* **PROMPT**
Write out all records as given; omit images.

* **PROVIDED DATA**
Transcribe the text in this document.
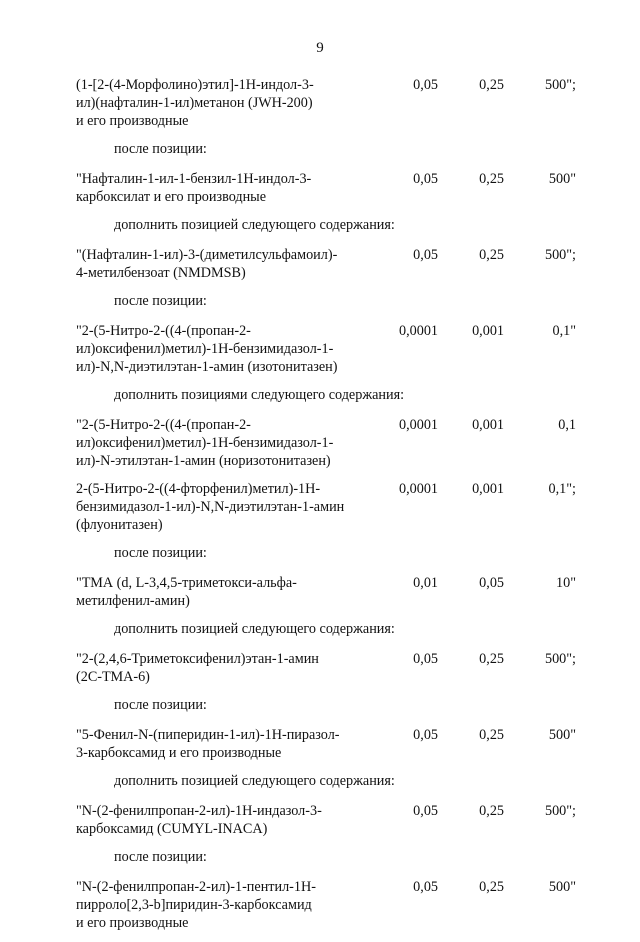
9
(1-[2-(4-Морфолино)этил]-1Н-индол-3-
ил)(нафталин-1-ил)метанон (JWH-200)
и его производные
0,05	0,25	500";
после позиции:
"Нафталин-1-ил-1-бензил-1Н-индол-3-
карбоксилат и его производные
0,05	0,25	500"
дополнить позицией следующего содержания:
"(Нафталин-1-ил)-3-(диметилсульфамоил)-
4-метилбензоат (NMDMSB)
0,05	0,25	500";
после позиции:
"2-(5-Нитро-2-((4-(пропан-2-
ил)оксифенил)метил)-1Н-бензимидазол-1-
ил)-N,N-диэтилэтан-1-амин (изотонитазен)
0,0001	0,001	0,1"
дополнить позициями следующего содержания:
"2-(5-Нитро-2-((4-(пропан-2-
ил)оксифенил)метил)-1Н-бензимидазол-1-
ил)-N-этилэтан-1-амин (норизотонитазен)
0,0001	0,001	0,1
2-(5-Нитро-2-((4-фторфенил)метил)-1Н-
бензимидазол-1-ил)-N,N-диэтилэтан-1-амин
(флуонитазен)
0,0001	0,001	0,1";
после позиции:
"ТМА (d, L-3,4,5-триметокси-альфа-
метилфенил-амин)
0,01	0,05	10"
дополнить позицией следующего содержания:
"2-(2,4,6-Триметоксифенил)этан-1-амин
(2С-ТМА-6)
0,05	0,25	500";
после позиции:
"5-Фенил-N-(пиперидин-1-ил)-1Н-пиразол-
3-карбоксамид и его производные
0,05	0,25	500"
дополнить позицией следующего содержания:
"N-(2-фенилпропан-2-ил)-1Н-индазол-3-
карбоксамид (CUMYL-INACA)
0,05	0,25	500";
после позиции:
"N-(2-фенилпропан-2-ил)-1-пентил-1Н-
пирроло[2,3-b]пиридин-3-карбоксамид
и его производные
0,05	0,25	500"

* **EXERCISE ANSWER**
Transcribe the text in this document.
9
(1-[2-(4-Морфолино)этил]-1Н-индол-3-
ил)(нафталин-1-ил)метанон (JWH-200)
и его производные
0,05	0,25	500";
после позиции:
"Нафталин-1-ил-1-бензил-1Н-индол-3-
карбоксилат и его производные
0,05	0,25	500"
дополнить позицией следующего содержания:
"(Нафталин-1-ил)-3-(диметилсульфамоил)-
4-метилбензоат (NMDMSB)
0,05	0,25	500";
после позиции:
"2-(5-Нитро-2-((4-(пропан-2-
ил)оксифенил)метил)-1Н-бензимидазол-1-
ил)-N,N-диэтилэтан-1-амин (изотонитазен)
0,0001	0,001	0,1"
дополнить позициями следующего содержания:
"2-(5-Нитро-2-((4-(пропан-2-
ил)оксифенил)метил)-1Н-бензимидазол-1-
ил)-N-этилэтан-1-амин (норизотонитазен)
0,0001	0,001	0,1
2-(5-Нитро-2-((4-фторфенил)метил)-1Н-
бензимидазол-1-ил)-N,N-диэтилэтан-1-амин
(флуонитазен)
0,0001	0,001	0,1";
после позиции:
"ТМА (d, L-3,4,5-триметокси-альфа-
метилфенил-амин)
0,01	0,05	10"
дополнить позицией следующего содержания:
"2-(2,4,6-Триметоксифенил)этан-1-амин
(2С-ТМА-6)
0,05	0,25	500";
после позиции:
"5-Фенил-N-(пиперидин-1-ил)-1Н-пиразол-
3-карбоксамид и его производные
0,05	0,25	500"
дополнить позицией следующего содержания:
"N-(2-фенилпропан-2-ил)-1Н-индазол-3-
карбоксамид (CUMYL-INACA)
0,05	0,25	500";
после позиции:
"N-(2-фенилпропан-2-ил)-1-пентил-1Н-
пирроло[2,3-b]пиридин-3-карбоксамид
и его производные
0,05	0,25	500"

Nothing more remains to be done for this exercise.